Dataset entries:
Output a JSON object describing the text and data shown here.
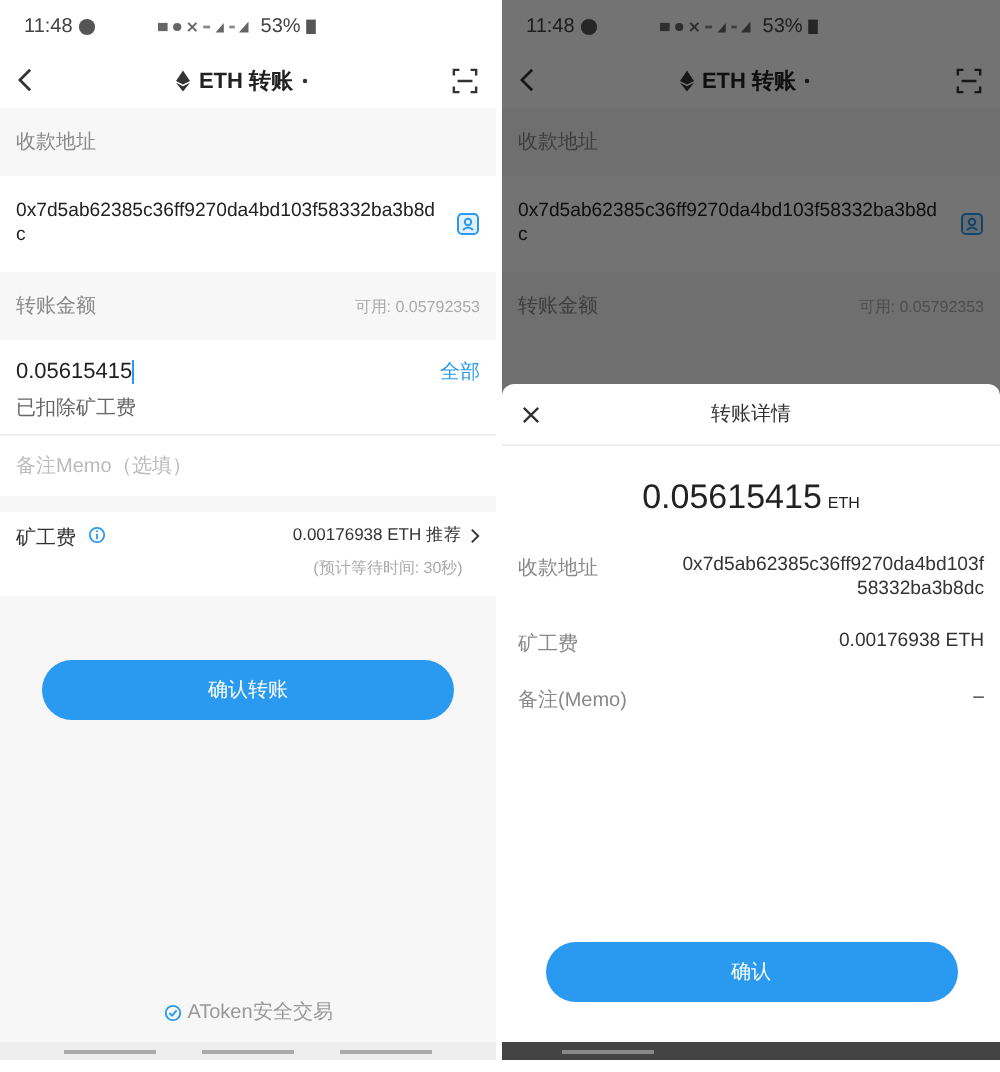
{
  "left_screen": {
    "status_bar": {
      "time": "11:48",
      "battery": "53%"
    },
    "header": {
      "title": "ETH 转账"
    },
    "recipient_label": "收款地址",
    "address": "0x7d5ab62385c36ff9270da4bd103f58332ba3b8dc",
    "amount_label": "转账金额",
    "available": "可用: 0.05792353",
    "amount_value": "0.05615415",
    "max_button": "全部",
    "fee_note": "已扣除矿工费",
    "memo_placeholder": "备注Memo（选填）",
    "fee_label": "矿工费",
    "fee_value": "0.00176938 ETH 推荐",
    "fee_time": "(预计等待时间: 30秒)",
    "confirm_button": "确认转账",
    "footer": "AToken安全交易"
  },
  "right_screen": {
    "status_bar": {
      "time": "11:48",
      "battery": "53%"
    },
    "header": {
      "title": "ETH 转账"
    },
    "recipient_label": "收款地址",
    "address": "0x7d5ab62385c36ff9270da4bd103f58332ba3b8dc",
    "amount_label": "转账金额",
    "available": "可用: 0.05792353",
    "sheet": {
      "title": "转账详情",
      "amount": "0.05615415",
      "unit": "ETH",
      "rows": [
        {
          "label": "收款地址",
          "value": "0x7d5ab62385c36ff9270da4bd103f58332ba3b8dc"
        },
        {
          "label": "矿工费",
          "value": "0.00176938 ETH"
        },
        {
          "label": "备注(Memo)",
          "value": "–"
        }
      ],
      "confirm_button": "确认"
    }
  }
}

**WORK TO COMPLETE**
Repeat each entry precisely as it appears. Leave the pictures out.

**SOLUTION TO THE EXERCISE**
Output a JSON object describing the text and data shown here.
{
  "left_screen": {
    "status_bar": {
      "time": "11:48",
      "battery": "53%"
    },
    "header": {
      "title": "ETH 转账"
    },
    "recipient_label": "收款地址",
    "address": "0x7d5ab62385c36ff9270da4bd103f58332ba3b8dc",
    "amount_label": "转账金额",
    "available": "可用: 0.05792353",
    "amount_value": "0.05615415",
    "max_button": "全部",
    "fee_note": "已扣除矿工费",
    "memo_placeholder": "备注Memo（选填）",
    "fee_label": "矿工费",
    "fee_value": "0.00176938 ETH 推荐",
    "fee_time": "(预计等待时间: 30秒)",
    "confirm_button": "确认转账",
    "footer": "AToken安全交易"
  },
  "right_screen": {
    "status_bar": {
      "time": "11:48",
      "battery": "53%"
    },
    "header": {
      "title": "ETH 转账"
    },
    "recipient_label": "收款地址",
    "address": "0x7d5ab62385c36ff9270da4bd103f58332ba3b8dc",
    "amount_label": "转账金额",
    "available": "可用: 0.05792353",
    "sheet": {
      "title": "转账详情",
      "amount": "0.05615415",
      "unit": "ETH",
      "rows": [
        {
          "label": "收款地址",
          "value": "0x7d5ab62385c36ff9270da4bd103f58332ba3b8dc"
        },
        {
          "label": "矿工费",
          "value": "0.00176938 ETH"
        },
        {
          "label": "备注(Memo)",
          "value": "–"
        }
      ],
      "confirm_button": "确认"
    }
  }
}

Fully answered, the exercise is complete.